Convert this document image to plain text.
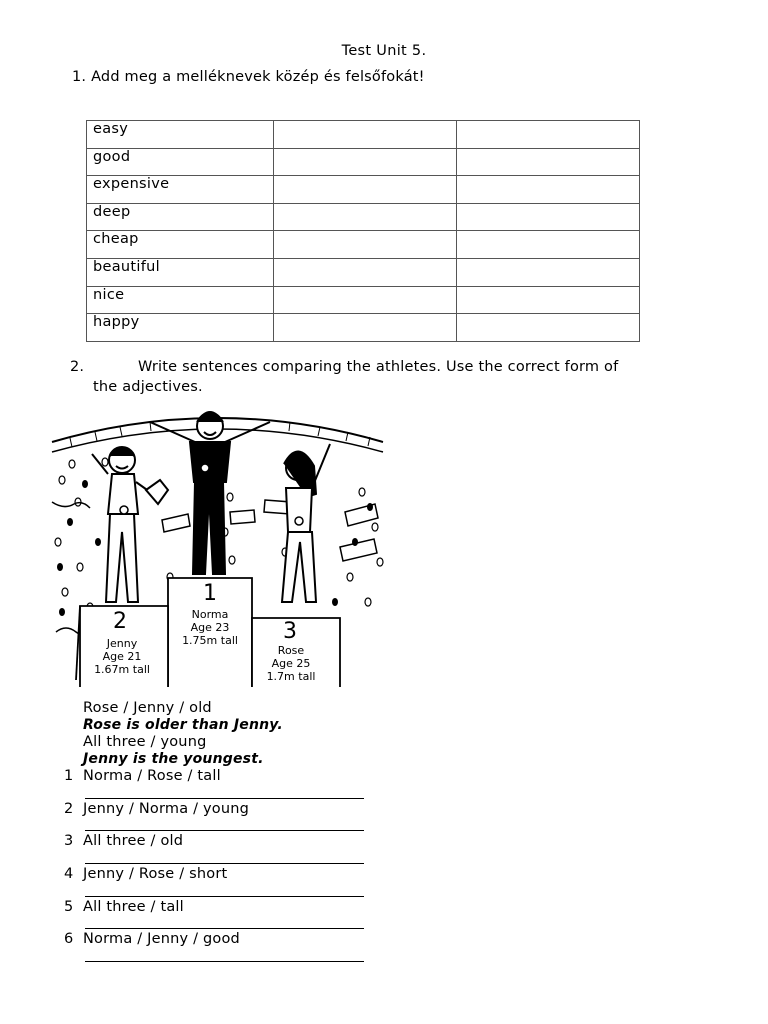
Test Unit 5.
1. Add meg a melléknevek közép és felsőfokát!
easy		
good		
expensive		
deep		
cheap		
beautiful		
nice		
happy		
2.	Write sentences comparing the athletes. Use the correct form of
the adjectives.
1
Norma
Age 23
1.75m tall
2
Jenny
Age 21
1.67m tall
3
Rose
Age 25
1.7m tall
Rose / Jenny / old
Rose is older than Jenny.
All three / young
Jenny is the youngest.
1 Norma / Rose / tall
2 Jenny / Norma / young
3 All three / old
4 Jenny / Rose / short
5 All three / tall
6 Norma / Jenny / good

WHAT YOU HAVE TO DO — Retype the records exactly. Any image in them should not appear in what you write.

EXERCISE RESPONSE —
Convert this document image to plain text.
Test Unit 5.
1. Add meg a melléknevek közép és felsőfokát!
easy		
good		
expensive		
deep		
cheap		
beautiful		
nice		
happy		
2.	Write sentences comparing the athletes. Use the correct form of
the adjectives.
1
Norma
Age 23
1.75m tall
2
Jenny
Age 21
1.67m tall
3
Rose
Age 25
1.7m tall
Rose / Jenny / old
Rose is older than Jenny.
All three / young
Jenny is the youngest.
1 Norma / Rose / tall
2 Jenny / Norma / young
3 All three / old
4 Jenny / Rose / short
5 All three / tall
6 Norma / Jenny / good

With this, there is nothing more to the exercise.